- [GOAL OF THE EXERCISE] Arrange the records, starting at the first line and ending at the line that contains "415, 414, 436]", as a Markdown table with the columns Row and Line. Number each row and leave out blank lines.

--- START OF DATA TO PROCESS ---

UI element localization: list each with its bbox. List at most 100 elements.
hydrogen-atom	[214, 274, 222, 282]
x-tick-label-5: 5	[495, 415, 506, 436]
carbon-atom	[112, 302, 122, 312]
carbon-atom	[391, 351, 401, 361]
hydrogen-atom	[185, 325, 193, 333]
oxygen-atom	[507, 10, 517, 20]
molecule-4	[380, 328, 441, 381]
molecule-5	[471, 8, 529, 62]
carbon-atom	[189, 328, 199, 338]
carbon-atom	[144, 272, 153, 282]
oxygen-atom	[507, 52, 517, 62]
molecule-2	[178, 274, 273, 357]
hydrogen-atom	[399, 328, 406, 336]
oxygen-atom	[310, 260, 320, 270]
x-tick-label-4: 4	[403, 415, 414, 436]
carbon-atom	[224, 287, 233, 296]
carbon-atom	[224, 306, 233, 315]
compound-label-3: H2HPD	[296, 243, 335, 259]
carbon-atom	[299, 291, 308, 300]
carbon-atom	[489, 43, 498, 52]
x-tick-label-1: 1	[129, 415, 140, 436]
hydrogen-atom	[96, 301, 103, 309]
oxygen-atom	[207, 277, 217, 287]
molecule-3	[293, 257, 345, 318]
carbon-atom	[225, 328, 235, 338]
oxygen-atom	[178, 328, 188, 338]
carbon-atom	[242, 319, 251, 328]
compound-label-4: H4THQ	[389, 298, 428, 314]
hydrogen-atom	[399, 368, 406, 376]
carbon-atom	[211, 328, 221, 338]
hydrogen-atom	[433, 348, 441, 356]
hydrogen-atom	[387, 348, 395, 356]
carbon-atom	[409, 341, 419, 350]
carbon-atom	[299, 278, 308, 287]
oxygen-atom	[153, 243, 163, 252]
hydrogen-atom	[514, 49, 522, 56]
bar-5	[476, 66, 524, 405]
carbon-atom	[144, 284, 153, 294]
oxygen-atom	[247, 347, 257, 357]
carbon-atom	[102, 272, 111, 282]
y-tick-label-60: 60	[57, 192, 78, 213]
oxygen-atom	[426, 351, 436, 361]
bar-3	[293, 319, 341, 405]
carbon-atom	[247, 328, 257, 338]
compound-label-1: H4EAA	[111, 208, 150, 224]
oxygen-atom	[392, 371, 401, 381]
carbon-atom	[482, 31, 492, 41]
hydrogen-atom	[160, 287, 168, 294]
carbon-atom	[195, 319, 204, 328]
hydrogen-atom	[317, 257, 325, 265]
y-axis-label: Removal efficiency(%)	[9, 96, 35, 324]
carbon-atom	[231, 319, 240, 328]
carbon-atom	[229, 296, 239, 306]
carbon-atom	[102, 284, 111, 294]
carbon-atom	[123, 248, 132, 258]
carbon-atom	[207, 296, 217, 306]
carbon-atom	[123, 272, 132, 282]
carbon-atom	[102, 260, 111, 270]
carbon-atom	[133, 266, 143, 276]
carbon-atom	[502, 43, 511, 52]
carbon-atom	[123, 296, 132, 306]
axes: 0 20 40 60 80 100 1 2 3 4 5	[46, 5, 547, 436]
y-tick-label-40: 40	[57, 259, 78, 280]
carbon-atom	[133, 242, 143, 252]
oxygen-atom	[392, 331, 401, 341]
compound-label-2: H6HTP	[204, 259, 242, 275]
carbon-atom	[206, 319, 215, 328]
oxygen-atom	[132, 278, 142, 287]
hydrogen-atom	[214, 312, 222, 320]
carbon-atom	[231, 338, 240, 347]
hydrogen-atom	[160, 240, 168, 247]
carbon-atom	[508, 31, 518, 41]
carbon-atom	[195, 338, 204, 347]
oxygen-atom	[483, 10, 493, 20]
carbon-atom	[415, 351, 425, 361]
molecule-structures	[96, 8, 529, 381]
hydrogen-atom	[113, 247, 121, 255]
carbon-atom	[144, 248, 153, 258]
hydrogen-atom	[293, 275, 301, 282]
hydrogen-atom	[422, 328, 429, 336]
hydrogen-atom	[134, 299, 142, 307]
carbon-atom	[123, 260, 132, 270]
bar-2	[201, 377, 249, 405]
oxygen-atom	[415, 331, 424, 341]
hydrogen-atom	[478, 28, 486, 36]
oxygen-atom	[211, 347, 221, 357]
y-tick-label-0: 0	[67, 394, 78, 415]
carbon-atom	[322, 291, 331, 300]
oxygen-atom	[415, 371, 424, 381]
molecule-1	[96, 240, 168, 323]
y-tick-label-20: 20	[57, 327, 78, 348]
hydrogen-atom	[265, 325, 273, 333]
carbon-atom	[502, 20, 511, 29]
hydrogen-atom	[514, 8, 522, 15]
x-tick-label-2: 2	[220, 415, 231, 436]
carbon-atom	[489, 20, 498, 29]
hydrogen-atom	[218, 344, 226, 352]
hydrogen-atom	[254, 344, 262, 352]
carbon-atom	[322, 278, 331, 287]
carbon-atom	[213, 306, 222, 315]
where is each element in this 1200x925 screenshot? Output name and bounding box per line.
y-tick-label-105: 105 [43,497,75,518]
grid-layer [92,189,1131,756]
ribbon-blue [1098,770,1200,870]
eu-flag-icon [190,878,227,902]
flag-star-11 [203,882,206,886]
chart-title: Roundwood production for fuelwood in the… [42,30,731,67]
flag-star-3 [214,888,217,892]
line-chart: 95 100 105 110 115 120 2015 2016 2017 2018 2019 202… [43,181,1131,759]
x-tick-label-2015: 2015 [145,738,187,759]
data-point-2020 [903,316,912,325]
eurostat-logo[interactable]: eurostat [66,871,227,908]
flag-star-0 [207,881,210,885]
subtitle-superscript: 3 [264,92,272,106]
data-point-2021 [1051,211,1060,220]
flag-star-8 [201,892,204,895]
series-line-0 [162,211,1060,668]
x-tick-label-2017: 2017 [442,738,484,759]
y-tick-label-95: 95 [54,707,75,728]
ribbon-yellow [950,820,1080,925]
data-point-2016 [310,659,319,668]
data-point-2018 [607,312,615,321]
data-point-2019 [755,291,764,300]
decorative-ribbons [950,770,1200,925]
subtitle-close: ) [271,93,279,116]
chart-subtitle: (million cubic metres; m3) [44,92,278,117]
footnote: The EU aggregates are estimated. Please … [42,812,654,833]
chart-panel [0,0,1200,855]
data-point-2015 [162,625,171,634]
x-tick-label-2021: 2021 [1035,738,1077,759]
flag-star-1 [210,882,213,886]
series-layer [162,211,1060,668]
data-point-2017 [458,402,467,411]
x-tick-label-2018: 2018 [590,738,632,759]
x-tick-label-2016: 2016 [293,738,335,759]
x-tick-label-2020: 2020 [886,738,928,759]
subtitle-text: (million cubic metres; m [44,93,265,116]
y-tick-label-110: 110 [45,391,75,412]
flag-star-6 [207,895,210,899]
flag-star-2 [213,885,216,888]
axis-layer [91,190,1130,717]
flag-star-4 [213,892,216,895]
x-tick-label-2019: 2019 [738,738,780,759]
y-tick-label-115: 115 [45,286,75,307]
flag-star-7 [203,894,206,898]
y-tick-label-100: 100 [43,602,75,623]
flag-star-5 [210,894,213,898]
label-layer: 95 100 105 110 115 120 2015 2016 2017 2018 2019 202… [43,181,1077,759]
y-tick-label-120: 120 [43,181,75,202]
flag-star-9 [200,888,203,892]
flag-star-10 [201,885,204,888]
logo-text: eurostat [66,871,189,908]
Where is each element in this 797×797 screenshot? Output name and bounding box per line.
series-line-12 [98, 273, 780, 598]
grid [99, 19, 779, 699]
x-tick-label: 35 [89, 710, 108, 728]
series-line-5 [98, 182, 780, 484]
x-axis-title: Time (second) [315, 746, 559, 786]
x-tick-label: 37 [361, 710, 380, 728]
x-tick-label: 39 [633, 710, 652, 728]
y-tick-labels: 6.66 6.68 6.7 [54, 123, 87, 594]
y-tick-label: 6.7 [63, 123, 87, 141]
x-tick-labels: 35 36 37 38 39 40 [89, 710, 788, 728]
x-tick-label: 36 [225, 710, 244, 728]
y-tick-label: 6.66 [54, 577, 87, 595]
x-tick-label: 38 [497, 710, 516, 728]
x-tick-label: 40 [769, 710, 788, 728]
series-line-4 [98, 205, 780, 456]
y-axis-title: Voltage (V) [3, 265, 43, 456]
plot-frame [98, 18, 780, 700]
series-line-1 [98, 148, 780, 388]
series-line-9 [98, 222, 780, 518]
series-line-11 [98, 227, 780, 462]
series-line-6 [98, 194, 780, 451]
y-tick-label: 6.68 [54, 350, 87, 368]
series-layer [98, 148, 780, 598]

--- END OF DATA TO PROCESS ---

- [SOLUTION FOR THIS TASK]
| Row | Line |
|---|---|
| 1 | UI element localization: list each with its bbox. List at most 100 elements. |
| 2 | hydrogen-atom	[214, 274, 222, 282] |
| 3 | x-tick-label-5: 5	[495, 415, 506, 436] |
| 4 | carbon-atom	[112, 302, 122, 312] |
| 5 | carbon-atom	[391, 351, 401, 361] |
| 6 | hydrogen-atom	[185, 325, 193, 333] |
| 7 | oxygen-atom	[507, 10, 517, 20] |
| 8 | molecule-4	[380, 328, 441, 381] |
| 9 | molecule-5	[471, 8, 529, 62] |
| 10 | carbon-atom	[189, 328, 199, 338] |
| 11 | carbon-atom	[144, 272, 153, 282] |
| 12 | oxygen-atom	[507, 52, 517, 62] |
| 13 | molecule-2	[178, 274, 273, 357] |
| 14 | hydrogen-atom	[399, 328, 406, 336] |
| 15 | oxygen-atom	[310, 260, 320, 270] |
| 16 | x-tick-label-4: 4	[403, 415, 414, 436] |